:: TASK PROMPT ::
In two sentences, summarize the notes on top-down parsing below.

:: SOURCE ::

Houjun Liu

top-down parsing

recursive descent parsing

Given the grammar:

E -> T | T + E
T -> int | int * T | (E)

And suppose our token stream is: (int5) We will start top-level non-terminal character E, and will try to apply the rules for E in order…

(this is exactly how you imagine one builds a parser via recursive backtracking)

when does it break?

Consider S -> S a, this becomes S -> S1 a.

Notice it will break into:

bool S1() { return S() && term(a); }
bool S() { return S1(); }

This is what we call a left recursive grammar

left recursive grammar

That is, the grammar keep recurses to the left without termination.

fixing left recursive grammars for top-down parsing

For:

S -> S a1 | ... | S an | b1 | ... | bm

We write:

S -> b1 S' | ... | bm S'
S' -> a1 S' | ... | an S' | nothing

where nothing is the empty string.

  • example

    For the left recursive grammar

    S -> S a | b
    

    We can refactor as

    S -> B S'
    S' -> a S' | nothing
    

    where nothing is \(\epsilon\)

example!

We will define boolean functions to check the string for matches.

:: PROVIDED MATERIAL ::
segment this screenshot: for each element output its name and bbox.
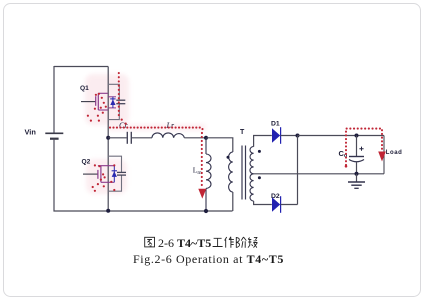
- node Lm bottom junction: [204, 209, 208, 213]
- wire left rail lower: [53, 139, 55, 212]
- label Co: [339, 149, 348, 159]
- transistor Q1: [81, 93, 108, 110]
- wire node A to transformer primary: [207, 138, 233, 152]
- svg-text:Load: Load: [386, 150, 403, 156]
- capacitor Co: [349, 136, 364, 174]
- current path down through Lm (dotted red): [201, 129, 204, 189]
- caption line 1: CJK glyph 工: [213, 238, 223, 246]
- node rectifier output junction: [296, 134, 300, 138]
- svg-text:D1: D1: [271, 121, 280, 128]
- wire bottom rail: [54, 210, 233, 212]
- wire secondary top lead to D1: [254, 136, 272, 147]
- inductor Lr: [152, 133, 184, 138]
- label Q1: [80, 85, 89, 92]
- current path loop around Q2 (dotted red): [92, 164, 116, 192]
- plus sign of Co: [359, 147, 363, 151]
- caption line 1: CJK glyph 图: [145, 237, 155, 247]
- wire top rail: [54, 66, 108, 68]
- capacitor Cr: [127, 132, 131, 144]
- caption line 1: latin part: [158, 236, 211, 250]
- label Load: [386, 150, 403, 156]
- svg-text:Lr: Lr: [166, 121, 175, 130]
- label Q2: [82, 158, 91, 165]
- caption line 1: CJK glyph 作: [225, 237, 234, 248]
- svg-text:Q2: Q2: [82, 158, 91, 165]
- diode D2: [272, 196, 281, 213]
- polarity dot secondary top: [258, 150, 261, 153]
- label T: [240, 129, 245, 136]
- svg-text:2-6 T4~T5: 2-6 T4~T5: [158, 236, 211, 250]
- node output cap bottom junction: [355, 172, 359, 176]
- wire Cr to Lr: [132, 137, 152, 139]
- snubber capacitor of Q1: [108, 84, 125, 119]
- node A junction: [204, 136, 208, 140]
- node bridge midpoint junction: [106, 136, 110, 140]
- current arrow at load: [378, 152, 386, 162]
- wire load branch: [383, 136, 385, 174]
- caption line 1: CJK glyph 阶: [236, 237, 246, 248]
- wire bridge leg: [107, 67, 109, 211]
- label Lm: [193, 166, 203, 177]
- wire left rail upper: [53, 66, 55, 133]
- label D2: [271, 193, 280, 200]
- svg-text:Fig.2-6 Operation at T4~T5: Fig.2-6 Operation at T4~T5: [133, 252, 284, 266]
- svg-text:Vin: Vin: [25, 128, 37, 137]
- inductor Lm: [206, 138, 211, 211]
- transistor Q2: [83, 166, 114, 183]
- current path resonant branch horizontal (dotted red): [110, 127, 203, 129]
- transformer T secondary winding top: [250, 147, 254, 174]
- wire center tap return rail: [254, 173, 384, 175]
- node output cap top junction: [355, 134, 359, 138]
- current arrow at Lm: [198, 189, 206, 199]
- polarity dot primary: [227, 156, 230, 159]
- svg-text:Q1: Q1: [80, 85, 89, 92]
- body diode of Q1: [108, 97, 116, 108]
- snubber capacitor of Q2: [108, 156, 126, 191]
- body diode of Q2: [112, 166, 117, 183]
- diode D1: [272, 127, 281, 144]
- label Lr: [166, 121, 175, 130]
- current path end dot at Co: [345, 165, 348, 168]
- wire Lr to node A: [184, 137, 206, 139]
- ground: [348, 174, 365, 189]
- caption line 2: [133, 252, 284, 266]
- transformer core: [242, 146, 246, 200]
- wire output positive rail: [298, 135, 385, 137]
- polarity dot secondary bottom: [258, 176, 261, 179]
- wire D1 to output junction: [281, 135, 298, 137]
- wire D2 riser to output junction: [297, 136, 299, 205]
- svg-text:T: T: [240, 129, 245, 136]
- label D1: [271, 121, 280, 128]
- battery Vin: [45, 133, 63, 138]
- node bridge bottom junction: [106, 209, 110, 213]
- transformer T secondary winding bottom: [250, 174, 254, 201]
- transformer T primary winding: [229, 152, 233, 211]
- current path loop around Q1 (dotted red): [87, 93, 107, 122]
- wire D2 to riser: [281, 204, 298, 206]
- wire secondary bottom lead to D2: [254, 201, 272, 205]
- wire midpoint to Cr: [108, 137, 127, 139]
- caption line 1: CJK glyph 段: [248, 237, 258, 247]
- label Cr: [119, 121, 128, 130]
- current path output loop (dotted red): [346, 129, 382, 165]
- label Vin: [25, 128, 37, 137]
- current path through Q1 snubber (dotted red): [119, 73, 127, 125]
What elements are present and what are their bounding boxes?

:: ANSWER TO THIS PROBLEM ::
Recursive descent parsing starts from the top-level non-terminal and tries its grammar rules in order, much like building a parser through recursive backtracking, but it breaks on a left recursive grammar such as S -> S a, which keeps recursing to the left without terminating. Such a grammar is fixed by rewriting S -> S a1 | ... | S an | b1 | ... | bm as S -> b1 S' | ... | bm S' and S' -> a1 S' | ... | an S' | nothing, where nothing is the empty string.